## Task instructions
Copy out each line that includes the word "менее".

## Material supplied

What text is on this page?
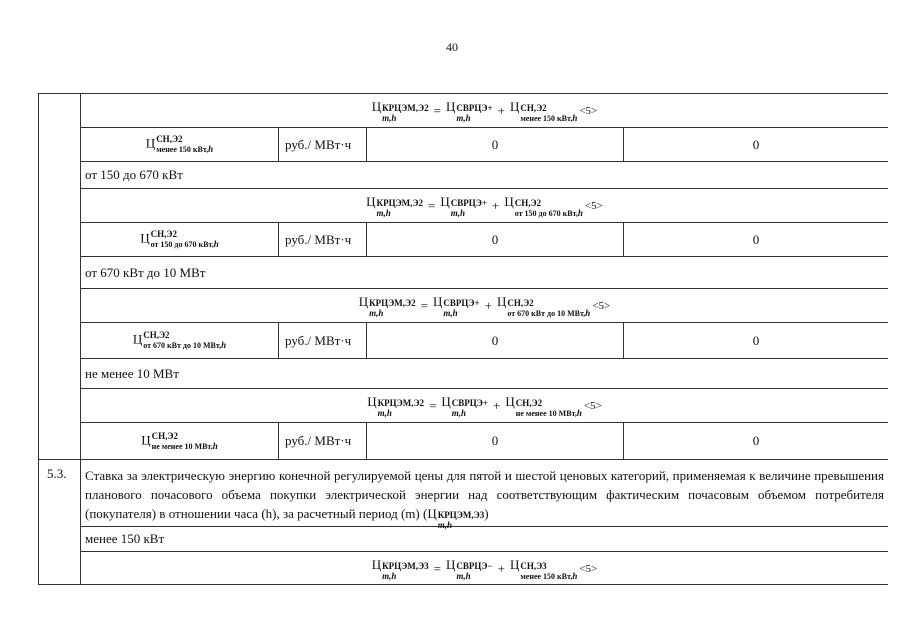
40
Ц КРЦЭМ,Э2
m,h	= Ц СВРЦЭ+
m,h	+ Ц СН,Э2
менее 150 кВт,h
<5>
Ц СН,Э2
менее 150 кВт,h	руб./ МВт·ч	0	0
от 150 до 670 кВт
Ц КРЦЭМ,Э2
m,h	= Ц СВРЦЭ+
m,h	+ Ц СН,Э2
от 150 до 670 кВт,h
<5>
Ц СН,Э2
от 150 до 670 кВт,h	руб./ МВт·ч	0	0
от 670 кВт до 10 МВт
Ц КРЦЭМ,Э2
m,h	= Ц СВРЦЭ+
m,h	+ Ц СН,Э2
от 670 кВт до 10 МВт,h
<5>
Ц СН,Э2
от 670 кВт до 10 МВт,h	руб./ МВт·ч	0	0
не менее 10 МВт
Ц КРЦЭМ,Э2
m,h	= Ц СВРЦЭ+
m,h	+ Ц СН,Э2
не менее 10 МВт,h
<5>
Ц СН,Э2
не менее 10 МВт,h	руб./ МВт·ч	0	0
5.3.	Ставка за электрическую энергию конечной регулируемой цены для пятой и шестой ценовых категорий, применяемая к величине превышения планового почасового объема покупки электрической энергии над соответствующим фактическим почасовым объемом потребителя (покупателя) в отношении часа (h), за расчетный период (m) ( Ц КРЦЭМ,Э3
m,h
)
менее 150 кВт
Ц КРЦЭМ,Э3
m,h	= Ц СВРЦЭ−
m,h	+ Ц СН,Э3
менее 150 кВт,h
<5>
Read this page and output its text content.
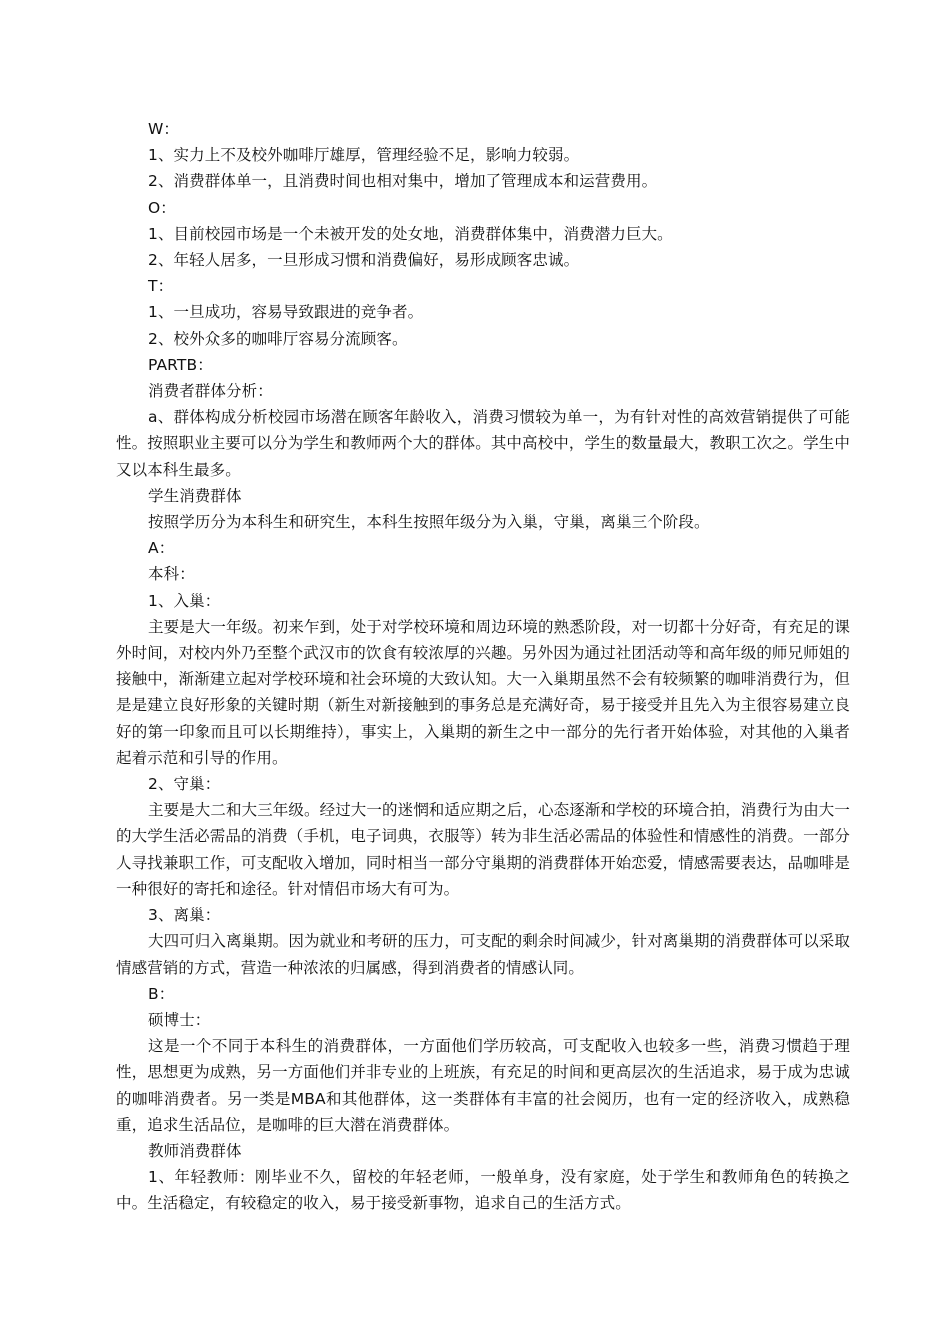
W：

1、实力上不及校外咖啡厅雄厚，管理经验不足，影响力较弱。

2、消费群体单一，且消费时间也相对集中，增加了管理成本和运营费用。

O：

1、目前校园市场是一个未被开发的处女地，消费群体集中，消费潜力巨大。

2、年轻人居多，一旦形成习惯和消费偏好，易形成顾客忠诚。

T：

1、一旦成功，容易导致跟进的竞争者。

2、校外众多的咖啡厅容易分流顾客。

PARTB：

消费者群体分析：

a、群体构成分析校园市场潜在顾客年龄收入，消费习惯较为单一，为有针对性的高效营销提供了可能性。按照职业主要可以分为学生和教师两个大的群体。其中高校中，学生的数量最大，教职工次之。学生中又以本科生最多。

学生消费群体

按照学历分为本科生和研究生，本科生按照年级分为入巢，守巢，离巢三个阶段。

A：

本科：

1、入巢：

主要是大一年级。初来乍到，处于对学校环境和周边环境的熟悉阶段，对一切都十分好奇，有充足的课外时间，对校内外乃至整个武汉市的饮食有较浓厚的兴趣。另外因为通过社团活动等和高年级的师兄师姐的接触中，渐渐建立起对学校环境和社会环境的大致认知。大一入巢期虽然不会有较频繁的咖啡消费行为，但是是建立良好形象的关键时期（新生对新接触到的事务总是充满好奇，易于接受并且先入为主很容易建立良好的第一印象而且可以长期维持），事实上，入巢期的新生之中一部分的先行者开始体验，对其他的入巢者起着示范和引导的作用。

2、守巢：

主要是大二和大三年级。经过大一的迷惘和适应期之后，心态逐渐和学校的环境合拍，消费行为由大一的大学生活必需品的消费（手机，电子词典，衣服等）转为非生活必需品的体验性和情感性的消费。一部分人寻找兼职工作，可支配收入增加，同时相当一部分守巢期的消费群体开始恋爱，情感需要表达，品咖啡是一种很好的寄托和途径。针对情侣市场大有可为。

3、离巢：

大四可归入离巢期。因为就业和考研的压力，可支配的剩余时间减少，针对离巢期的消费群体可以采取情感营销的方式，营造一种浓浓的归属感，得到消费者的情感认同。

B：

硕博士：

这是一个不同于本科生的消费群体，一方面他们学历较高，可支配收入也较多一些，消费习惯趋于理性，思想更为成熟，另一方面他们并非专业的上班族，有充足的时间和更高层次的生活追求，易于成为忠诚的咖啡消费者。另一类是MBA和其他群体，这一类群体有丰富的社会阅历，也有一定的经济收入，成熟稳重，追求生活品位，是咖啡的巨大潜在消费群体。

教师消费群体

1、年轻教师：刚毕业不久，留校的年轻老师，一般单身，没有家庭，处于学生和教师角色的转换之中。生活稳定，有较稳定的收入，易于接受新事物，追求自己的生活方式。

## Complete output
менее 150 кВт,h
менее 150 кВт,h	руб./ МВт·ч	0	0
не менее 10 МВт
не менее 10 МВт,h
не менее 10 МВт,h	руб./ МВт·ч	0	0
менее 150 кВт
менее 150 кВт,h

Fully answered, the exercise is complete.